-- start SOURCE RECORDS --

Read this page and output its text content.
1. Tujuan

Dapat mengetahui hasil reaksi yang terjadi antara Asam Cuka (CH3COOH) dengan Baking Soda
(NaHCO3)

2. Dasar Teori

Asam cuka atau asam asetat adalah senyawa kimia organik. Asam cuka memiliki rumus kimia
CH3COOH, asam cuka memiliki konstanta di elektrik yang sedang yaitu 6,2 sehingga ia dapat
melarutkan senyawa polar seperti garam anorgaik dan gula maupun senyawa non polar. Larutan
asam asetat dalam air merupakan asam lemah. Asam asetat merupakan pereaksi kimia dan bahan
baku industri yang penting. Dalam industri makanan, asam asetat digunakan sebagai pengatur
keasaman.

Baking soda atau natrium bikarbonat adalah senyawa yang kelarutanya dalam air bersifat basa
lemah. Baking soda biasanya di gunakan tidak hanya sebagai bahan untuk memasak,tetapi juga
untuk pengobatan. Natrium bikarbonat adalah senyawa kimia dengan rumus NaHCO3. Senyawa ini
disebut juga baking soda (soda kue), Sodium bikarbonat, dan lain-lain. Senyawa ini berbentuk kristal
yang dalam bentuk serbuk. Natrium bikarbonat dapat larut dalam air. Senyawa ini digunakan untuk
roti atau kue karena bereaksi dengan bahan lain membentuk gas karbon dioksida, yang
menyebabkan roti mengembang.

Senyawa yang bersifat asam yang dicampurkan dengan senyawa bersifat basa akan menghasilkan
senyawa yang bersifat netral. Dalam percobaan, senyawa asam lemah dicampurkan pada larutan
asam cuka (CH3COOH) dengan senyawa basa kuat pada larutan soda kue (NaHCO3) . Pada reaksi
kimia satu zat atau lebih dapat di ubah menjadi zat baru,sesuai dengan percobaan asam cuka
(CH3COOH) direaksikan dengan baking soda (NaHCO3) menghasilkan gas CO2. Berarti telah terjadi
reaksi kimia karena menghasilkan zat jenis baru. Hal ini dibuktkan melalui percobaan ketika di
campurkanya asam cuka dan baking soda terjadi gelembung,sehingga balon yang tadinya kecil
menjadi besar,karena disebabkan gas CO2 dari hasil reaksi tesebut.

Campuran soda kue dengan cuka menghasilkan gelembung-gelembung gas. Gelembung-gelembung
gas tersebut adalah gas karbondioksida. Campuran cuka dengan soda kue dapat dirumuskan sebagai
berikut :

-- end SOURCE RECORDS --

- _STATED EXERCISE_: Pick out the lines that have the word "yang". Copy them all.

- _TASK SOLUTION_:
Dapat mengetahui hasil reaksi yang terjadi antara Asam Cuka (CH3COOH) dengan Baking Soda
CH3COOH, asam cuka memiliki konstanta di elektrik yang sedang yaitu 6,2 sehingga ia dapat
baku industri yang penting. Dalam industri makanan, asam asetat digunakan sebagai pengatur
Baking soda atau natrium bikarbonat adalah senyawa yang kelarutanya dalam air bersifat basa
yang dalam bentuk serbuk. Natrium bikarbonat dapat larut dalam air. Senyawa ini digunakan untuk
roti atau kue karena bereaksi dengan bahan lain membentuk gas karbon dioksida, yang
Senyawa yang bersifat asam yang dicampurkan dengan senyawa bersifat basa akan menghasilkan
senyawa yang bersifat netral. Dalam percobaan, senyawa asam lemah dicampurkan pada larutan
campurkanya asam cuka dan baking soda terjadi gelembung,sehingga balon yang tadinya kecil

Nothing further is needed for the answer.